-- Start of RAW RECORDS --
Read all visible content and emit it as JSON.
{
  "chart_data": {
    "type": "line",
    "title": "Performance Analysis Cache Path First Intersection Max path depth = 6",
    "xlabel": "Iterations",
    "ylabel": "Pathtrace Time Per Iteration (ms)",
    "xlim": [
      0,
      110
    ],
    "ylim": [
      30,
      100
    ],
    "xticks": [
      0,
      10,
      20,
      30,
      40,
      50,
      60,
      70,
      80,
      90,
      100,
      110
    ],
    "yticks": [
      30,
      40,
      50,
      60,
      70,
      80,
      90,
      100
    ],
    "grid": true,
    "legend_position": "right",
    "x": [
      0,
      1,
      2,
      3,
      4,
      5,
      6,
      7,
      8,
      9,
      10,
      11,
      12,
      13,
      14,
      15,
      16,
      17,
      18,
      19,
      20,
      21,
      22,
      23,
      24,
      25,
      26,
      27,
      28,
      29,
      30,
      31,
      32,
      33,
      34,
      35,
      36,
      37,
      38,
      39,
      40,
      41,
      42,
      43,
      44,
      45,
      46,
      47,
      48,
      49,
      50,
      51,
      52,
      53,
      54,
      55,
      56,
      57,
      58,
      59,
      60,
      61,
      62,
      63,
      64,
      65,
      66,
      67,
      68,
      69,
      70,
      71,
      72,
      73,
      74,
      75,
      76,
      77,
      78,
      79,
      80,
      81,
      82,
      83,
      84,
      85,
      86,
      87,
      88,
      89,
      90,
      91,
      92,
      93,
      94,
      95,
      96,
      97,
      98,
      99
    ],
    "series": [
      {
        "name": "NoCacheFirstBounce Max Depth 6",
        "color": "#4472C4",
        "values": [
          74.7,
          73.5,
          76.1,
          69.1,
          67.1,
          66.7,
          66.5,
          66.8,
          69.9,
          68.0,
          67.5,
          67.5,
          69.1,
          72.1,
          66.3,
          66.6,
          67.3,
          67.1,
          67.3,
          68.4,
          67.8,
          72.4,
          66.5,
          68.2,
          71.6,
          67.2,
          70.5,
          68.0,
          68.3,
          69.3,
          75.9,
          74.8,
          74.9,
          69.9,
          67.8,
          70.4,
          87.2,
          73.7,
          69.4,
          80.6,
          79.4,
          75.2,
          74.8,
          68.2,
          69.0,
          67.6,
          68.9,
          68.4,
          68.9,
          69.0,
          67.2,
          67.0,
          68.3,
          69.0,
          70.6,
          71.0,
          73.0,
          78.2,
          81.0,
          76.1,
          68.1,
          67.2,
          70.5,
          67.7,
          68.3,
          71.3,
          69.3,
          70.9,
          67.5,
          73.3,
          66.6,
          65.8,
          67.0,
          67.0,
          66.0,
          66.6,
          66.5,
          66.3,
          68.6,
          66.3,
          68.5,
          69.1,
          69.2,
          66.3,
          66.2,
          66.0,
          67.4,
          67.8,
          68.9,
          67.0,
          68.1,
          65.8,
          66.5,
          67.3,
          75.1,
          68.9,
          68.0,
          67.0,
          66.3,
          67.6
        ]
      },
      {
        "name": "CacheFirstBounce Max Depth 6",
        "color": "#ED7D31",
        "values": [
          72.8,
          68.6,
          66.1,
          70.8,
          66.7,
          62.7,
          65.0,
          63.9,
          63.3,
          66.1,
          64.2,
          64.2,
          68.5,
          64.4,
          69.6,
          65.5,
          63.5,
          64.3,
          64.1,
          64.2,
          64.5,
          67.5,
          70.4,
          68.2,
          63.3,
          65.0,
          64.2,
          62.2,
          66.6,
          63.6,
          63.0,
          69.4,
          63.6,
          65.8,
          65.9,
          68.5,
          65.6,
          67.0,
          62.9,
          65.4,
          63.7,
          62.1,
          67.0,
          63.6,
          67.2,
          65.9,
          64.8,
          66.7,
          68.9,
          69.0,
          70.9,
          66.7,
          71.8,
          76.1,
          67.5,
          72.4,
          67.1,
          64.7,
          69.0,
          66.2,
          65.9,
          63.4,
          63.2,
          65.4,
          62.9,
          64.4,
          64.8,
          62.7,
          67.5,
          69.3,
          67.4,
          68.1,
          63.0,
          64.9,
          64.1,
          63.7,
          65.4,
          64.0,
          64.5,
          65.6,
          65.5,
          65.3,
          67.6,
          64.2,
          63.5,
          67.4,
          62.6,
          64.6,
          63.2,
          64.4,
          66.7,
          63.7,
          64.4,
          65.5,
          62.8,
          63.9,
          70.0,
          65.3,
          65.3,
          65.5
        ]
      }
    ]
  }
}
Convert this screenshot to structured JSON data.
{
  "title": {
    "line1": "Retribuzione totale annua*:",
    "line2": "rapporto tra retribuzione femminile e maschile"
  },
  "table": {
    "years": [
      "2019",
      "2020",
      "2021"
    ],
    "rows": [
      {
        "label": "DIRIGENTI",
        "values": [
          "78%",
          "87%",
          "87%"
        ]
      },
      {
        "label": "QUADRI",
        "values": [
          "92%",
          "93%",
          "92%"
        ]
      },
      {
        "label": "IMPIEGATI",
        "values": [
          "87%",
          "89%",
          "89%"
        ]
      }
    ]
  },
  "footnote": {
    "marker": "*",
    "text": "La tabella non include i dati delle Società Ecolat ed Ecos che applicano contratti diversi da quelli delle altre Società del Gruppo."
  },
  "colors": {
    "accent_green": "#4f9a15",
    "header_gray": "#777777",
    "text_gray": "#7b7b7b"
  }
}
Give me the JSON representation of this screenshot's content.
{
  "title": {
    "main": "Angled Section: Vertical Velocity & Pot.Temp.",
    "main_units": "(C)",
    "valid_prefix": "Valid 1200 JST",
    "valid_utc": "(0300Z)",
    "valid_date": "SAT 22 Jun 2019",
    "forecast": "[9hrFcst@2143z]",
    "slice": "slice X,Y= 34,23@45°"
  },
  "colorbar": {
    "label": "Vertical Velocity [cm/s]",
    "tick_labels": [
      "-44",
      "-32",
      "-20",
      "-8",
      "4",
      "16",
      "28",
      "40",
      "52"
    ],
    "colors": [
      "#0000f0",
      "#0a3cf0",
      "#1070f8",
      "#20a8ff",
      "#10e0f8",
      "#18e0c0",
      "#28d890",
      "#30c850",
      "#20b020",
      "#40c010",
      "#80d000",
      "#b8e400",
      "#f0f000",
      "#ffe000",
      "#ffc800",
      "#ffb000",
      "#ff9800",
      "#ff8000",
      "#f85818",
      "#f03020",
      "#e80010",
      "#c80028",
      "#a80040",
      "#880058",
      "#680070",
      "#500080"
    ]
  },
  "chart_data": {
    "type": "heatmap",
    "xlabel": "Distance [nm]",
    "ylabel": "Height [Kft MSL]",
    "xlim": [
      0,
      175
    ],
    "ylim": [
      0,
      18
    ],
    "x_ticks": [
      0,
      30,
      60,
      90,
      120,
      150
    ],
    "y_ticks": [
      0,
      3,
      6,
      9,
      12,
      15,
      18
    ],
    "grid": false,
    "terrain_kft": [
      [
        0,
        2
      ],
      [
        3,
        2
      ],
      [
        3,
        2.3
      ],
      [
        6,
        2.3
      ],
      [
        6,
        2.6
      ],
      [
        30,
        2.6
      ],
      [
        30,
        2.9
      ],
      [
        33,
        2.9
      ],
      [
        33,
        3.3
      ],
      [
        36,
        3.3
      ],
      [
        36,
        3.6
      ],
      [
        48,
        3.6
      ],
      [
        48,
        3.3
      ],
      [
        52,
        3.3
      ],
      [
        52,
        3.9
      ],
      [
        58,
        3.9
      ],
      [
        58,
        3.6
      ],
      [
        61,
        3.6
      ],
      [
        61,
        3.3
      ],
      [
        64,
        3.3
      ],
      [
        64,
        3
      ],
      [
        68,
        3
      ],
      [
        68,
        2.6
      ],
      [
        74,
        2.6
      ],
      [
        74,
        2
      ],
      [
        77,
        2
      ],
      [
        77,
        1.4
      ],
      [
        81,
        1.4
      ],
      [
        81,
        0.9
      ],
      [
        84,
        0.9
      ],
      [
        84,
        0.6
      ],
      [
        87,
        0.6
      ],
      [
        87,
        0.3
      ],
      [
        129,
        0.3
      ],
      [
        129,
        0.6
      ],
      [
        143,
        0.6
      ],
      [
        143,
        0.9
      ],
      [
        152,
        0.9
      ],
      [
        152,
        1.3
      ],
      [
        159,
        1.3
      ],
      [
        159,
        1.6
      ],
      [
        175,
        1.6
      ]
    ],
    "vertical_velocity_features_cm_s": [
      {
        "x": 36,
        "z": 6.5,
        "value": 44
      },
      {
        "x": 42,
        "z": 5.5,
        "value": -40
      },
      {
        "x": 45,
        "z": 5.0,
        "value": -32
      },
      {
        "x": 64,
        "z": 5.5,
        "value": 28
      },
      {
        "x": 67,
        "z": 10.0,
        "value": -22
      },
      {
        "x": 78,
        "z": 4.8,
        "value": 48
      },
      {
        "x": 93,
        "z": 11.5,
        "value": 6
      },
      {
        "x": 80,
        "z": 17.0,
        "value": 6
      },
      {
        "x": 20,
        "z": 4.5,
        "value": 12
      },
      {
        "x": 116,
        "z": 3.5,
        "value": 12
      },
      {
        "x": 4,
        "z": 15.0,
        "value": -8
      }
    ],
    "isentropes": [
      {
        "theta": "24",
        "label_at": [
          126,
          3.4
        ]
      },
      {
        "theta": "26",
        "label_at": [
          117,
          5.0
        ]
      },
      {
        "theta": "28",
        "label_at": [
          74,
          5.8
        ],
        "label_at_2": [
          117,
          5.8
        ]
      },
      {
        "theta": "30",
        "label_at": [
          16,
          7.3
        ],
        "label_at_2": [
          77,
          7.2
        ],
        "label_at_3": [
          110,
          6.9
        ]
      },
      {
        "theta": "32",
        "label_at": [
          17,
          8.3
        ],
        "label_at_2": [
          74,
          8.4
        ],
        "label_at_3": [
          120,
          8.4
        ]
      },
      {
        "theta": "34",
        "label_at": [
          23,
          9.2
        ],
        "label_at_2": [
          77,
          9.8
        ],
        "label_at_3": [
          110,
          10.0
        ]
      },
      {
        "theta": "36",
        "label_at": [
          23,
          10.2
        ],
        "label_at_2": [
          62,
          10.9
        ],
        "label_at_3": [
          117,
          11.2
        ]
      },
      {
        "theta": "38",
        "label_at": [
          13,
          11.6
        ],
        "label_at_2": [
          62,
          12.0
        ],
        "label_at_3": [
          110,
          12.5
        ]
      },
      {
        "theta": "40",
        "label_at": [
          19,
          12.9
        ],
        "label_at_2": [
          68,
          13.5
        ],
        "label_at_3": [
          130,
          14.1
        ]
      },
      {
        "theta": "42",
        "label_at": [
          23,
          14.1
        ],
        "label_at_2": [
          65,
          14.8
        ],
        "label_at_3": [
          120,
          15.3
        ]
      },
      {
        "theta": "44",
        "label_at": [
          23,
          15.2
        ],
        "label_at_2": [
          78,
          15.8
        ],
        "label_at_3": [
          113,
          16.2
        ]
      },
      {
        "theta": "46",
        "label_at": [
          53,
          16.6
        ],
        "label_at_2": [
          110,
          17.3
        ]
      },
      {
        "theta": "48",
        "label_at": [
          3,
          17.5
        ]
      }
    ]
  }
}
-- End of RAW RECORDS --
■ EXERCISE OBJECTIVE: The answer should be a single number: the count of lines in the data that include the string "this".

■ REPLY TO THE EXERCISE: 2